Go through the listing beneath this task and return every line that carries the string "ylabel".

▶ **Data for processing**:
·····

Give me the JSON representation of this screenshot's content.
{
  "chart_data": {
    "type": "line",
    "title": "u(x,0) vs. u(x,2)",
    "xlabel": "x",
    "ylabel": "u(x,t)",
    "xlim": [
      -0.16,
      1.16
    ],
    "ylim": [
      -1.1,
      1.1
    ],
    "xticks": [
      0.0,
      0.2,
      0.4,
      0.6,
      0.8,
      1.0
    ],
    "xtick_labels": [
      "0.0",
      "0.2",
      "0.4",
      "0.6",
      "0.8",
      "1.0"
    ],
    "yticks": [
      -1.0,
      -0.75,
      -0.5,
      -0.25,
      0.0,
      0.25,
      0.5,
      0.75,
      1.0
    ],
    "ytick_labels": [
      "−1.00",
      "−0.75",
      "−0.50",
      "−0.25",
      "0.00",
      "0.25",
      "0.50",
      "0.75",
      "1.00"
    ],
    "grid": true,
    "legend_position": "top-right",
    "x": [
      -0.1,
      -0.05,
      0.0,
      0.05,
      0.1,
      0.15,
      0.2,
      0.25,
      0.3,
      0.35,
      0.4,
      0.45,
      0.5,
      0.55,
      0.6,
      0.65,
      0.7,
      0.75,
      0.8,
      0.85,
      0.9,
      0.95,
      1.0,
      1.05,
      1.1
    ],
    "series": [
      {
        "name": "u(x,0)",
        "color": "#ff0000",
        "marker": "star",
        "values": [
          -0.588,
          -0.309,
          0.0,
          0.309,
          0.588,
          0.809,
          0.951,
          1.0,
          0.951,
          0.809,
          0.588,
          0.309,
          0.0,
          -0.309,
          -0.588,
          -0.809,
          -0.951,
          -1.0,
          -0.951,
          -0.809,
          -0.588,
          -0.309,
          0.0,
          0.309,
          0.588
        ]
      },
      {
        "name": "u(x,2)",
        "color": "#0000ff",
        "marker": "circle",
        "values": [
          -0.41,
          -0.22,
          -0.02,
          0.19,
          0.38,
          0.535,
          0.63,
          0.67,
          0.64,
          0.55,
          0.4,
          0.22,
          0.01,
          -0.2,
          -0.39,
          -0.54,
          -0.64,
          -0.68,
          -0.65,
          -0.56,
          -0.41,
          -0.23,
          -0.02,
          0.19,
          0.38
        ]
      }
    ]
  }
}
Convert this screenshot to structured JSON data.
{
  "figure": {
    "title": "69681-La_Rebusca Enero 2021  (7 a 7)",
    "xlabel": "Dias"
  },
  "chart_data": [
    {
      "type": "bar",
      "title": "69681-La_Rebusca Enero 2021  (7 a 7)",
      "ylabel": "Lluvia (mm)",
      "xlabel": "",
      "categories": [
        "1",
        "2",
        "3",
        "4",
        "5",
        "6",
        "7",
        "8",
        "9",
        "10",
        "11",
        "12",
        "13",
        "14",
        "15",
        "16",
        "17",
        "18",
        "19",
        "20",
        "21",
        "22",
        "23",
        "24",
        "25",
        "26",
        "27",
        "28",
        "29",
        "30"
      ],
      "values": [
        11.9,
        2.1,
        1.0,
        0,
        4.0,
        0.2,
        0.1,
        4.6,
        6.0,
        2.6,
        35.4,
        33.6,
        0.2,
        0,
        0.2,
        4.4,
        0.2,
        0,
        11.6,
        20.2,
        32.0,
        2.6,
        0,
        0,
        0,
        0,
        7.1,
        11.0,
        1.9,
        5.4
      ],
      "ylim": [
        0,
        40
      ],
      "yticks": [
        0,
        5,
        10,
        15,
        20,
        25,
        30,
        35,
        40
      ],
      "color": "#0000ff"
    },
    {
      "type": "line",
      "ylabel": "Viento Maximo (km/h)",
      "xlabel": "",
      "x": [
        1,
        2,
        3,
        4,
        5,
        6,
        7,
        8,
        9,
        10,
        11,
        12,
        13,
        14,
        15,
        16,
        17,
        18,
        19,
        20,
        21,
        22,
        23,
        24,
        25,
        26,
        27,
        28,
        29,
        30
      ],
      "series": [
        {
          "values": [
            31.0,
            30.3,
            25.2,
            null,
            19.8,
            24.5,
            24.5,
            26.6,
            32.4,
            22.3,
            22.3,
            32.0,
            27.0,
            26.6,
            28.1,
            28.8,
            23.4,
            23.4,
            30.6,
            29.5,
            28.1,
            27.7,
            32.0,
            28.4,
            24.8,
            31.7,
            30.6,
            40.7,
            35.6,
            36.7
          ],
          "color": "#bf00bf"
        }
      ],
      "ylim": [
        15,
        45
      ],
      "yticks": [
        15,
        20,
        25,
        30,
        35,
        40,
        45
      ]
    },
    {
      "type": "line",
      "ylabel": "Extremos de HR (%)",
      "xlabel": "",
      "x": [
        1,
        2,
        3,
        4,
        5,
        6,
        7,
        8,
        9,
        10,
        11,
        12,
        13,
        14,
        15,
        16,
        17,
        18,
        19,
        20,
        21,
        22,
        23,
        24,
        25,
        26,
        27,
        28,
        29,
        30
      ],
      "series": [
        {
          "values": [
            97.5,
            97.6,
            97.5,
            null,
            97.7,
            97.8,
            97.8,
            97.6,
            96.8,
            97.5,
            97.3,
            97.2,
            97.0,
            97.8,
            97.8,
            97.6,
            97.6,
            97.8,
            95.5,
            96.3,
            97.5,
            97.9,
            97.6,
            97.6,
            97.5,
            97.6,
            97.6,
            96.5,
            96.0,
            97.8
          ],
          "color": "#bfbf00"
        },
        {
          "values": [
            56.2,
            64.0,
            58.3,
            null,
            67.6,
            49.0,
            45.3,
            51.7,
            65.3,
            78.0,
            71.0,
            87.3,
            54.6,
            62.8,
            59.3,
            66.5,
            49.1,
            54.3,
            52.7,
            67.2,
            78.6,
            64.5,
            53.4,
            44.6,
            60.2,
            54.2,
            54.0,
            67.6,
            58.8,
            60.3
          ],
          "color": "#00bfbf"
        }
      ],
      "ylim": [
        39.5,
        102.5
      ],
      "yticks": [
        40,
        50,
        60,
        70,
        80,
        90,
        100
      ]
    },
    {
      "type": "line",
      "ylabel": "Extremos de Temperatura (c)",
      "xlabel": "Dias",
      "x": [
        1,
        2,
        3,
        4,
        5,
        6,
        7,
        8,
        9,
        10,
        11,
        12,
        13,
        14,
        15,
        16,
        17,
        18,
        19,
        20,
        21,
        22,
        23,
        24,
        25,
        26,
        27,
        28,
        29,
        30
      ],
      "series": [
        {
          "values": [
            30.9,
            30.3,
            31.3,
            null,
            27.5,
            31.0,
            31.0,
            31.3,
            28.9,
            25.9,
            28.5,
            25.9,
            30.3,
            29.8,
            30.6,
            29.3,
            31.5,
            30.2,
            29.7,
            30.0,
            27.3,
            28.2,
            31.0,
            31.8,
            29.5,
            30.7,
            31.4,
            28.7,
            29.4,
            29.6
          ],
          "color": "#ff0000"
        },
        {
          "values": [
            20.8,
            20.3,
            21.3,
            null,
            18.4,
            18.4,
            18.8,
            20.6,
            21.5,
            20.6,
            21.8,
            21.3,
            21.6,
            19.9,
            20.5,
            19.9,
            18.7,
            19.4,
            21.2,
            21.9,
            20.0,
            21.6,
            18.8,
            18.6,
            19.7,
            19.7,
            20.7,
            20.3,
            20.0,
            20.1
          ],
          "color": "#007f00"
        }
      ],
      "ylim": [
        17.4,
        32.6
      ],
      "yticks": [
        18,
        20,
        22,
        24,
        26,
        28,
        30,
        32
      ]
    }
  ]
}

·····

▶ **The response**:
    "ylabel": "u(x,t)",
      "ylabel": "Lluvia (mm)",
      "ylabel": "Viento Maximo (km/h)",
      "ylabel": "Extremos de HR (%)",
      "ylabel": "Extremos de Temperatura (c)",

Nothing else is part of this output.